EXERCISE TASK — For the listing below, give the count of lines containing the string "title" and nothing else.

RECORDS FOR THIS TASK —

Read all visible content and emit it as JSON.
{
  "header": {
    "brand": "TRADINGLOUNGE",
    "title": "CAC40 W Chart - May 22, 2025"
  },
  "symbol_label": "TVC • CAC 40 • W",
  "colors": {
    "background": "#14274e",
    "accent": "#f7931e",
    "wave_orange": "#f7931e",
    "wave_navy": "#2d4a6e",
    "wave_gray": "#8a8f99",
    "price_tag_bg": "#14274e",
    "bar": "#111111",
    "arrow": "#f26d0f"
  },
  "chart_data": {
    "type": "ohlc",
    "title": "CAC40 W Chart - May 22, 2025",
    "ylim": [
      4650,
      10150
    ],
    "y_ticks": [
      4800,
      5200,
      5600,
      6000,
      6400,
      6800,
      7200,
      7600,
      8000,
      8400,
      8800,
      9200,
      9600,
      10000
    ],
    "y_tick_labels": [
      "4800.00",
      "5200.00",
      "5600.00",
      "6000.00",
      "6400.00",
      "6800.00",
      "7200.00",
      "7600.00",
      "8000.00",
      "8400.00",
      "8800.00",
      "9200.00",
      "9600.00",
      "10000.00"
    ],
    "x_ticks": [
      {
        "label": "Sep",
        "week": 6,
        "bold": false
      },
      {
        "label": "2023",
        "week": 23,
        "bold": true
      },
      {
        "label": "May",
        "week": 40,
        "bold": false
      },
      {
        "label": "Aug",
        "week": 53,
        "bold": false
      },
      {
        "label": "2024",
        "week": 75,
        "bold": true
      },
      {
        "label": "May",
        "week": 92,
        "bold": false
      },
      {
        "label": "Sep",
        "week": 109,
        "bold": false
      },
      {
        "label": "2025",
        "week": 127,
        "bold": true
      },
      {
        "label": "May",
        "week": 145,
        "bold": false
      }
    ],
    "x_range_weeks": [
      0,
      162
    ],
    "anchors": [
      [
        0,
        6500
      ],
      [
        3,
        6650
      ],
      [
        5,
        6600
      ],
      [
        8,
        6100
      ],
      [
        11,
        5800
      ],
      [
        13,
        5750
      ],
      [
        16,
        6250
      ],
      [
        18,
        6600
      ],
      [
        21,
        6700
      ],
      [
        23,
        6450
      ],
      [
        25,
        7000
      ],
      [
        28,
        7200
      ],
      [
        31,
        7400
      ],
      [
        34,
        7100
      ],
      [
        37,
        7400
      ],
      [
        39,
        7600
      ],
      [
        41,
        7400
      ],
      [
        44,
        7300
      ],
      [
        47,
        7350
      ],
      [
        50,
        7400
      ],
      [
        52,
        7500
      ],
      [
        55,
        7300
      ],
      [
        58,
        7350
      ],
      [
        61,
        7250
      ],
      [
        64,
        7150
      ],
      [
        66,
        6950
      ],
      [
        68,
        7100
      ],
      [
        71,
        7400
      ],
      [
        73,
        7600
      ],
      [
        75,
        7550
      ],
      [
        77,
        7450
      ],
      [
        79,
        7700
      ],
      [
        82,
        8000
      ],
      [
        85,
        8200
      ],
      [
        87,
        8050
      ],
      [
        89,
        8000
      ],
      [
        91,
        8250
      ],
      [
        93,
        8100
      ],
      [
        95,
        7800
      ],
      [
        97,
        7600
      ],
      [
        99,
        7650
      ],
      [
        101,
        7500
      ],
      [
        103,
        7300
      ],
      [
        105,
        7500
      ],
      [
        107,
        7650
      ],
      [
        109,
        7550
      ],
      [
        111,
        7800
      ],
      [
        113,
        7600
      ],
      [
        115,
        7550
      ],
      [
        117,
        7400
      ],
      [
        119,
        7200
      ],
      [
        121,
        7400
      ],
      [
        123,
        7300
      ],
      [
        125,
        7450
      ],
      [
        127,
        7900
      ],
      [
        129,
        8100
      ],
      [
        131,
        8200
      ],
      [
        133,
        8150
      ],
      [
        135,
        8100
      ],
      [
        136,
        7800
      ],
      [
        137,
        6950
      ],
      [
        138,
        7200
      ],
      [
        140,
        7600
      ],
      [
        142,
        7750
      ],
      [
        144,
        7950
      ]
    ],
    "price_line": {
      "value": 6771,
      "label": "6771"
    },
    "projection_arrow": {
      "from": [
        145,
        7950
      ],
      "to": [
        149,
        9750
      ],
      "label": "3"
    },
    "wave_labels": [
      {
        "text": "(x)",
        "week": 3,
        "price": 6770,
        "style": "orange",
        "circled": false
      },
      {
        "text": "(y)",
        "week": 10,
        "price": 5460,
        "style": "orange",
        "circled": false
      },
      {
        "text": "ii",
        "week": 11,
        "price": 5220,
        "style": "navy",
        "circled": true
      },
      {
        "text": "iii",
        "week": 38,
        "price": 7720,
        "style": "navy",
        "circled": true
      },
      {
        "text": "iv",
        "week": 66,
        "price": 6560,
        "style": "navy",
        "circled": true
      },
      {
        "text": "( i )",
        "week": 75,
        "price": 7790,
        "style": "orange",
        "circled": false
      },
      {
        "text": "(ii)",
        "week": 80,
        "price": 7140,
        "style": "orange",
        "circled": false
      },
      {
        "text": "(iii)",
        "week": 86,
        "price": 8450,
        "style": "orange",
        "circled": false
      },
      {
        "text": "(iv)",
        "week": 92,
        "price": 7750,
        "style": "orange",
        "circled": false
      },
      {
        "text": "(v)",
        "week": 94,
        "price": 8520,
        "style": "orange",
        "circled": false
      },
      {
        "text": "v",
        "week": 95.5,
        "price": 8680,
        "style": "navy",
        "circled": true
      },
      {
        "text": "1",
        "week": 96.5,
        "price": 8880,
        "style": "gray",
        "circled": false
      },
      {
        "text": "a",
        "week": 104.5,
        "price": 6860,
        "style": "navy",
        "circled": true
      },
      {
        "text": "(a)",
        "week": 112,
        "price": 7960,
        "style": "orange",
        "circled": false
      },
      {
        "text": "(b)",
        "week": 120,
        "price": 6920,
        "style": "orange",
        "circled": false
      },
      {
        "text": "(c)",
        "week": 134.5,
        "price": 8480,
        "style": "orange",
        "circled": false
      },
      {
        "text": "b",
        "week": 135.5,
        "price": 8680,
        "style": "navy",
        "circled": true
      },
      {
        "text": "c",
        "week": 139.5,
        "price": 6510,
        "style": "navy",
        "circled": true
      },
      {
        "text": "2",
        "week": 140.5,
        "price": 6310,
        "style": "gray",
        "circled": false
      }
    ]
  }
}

ANSWER FOR THIS EXERCISE — 2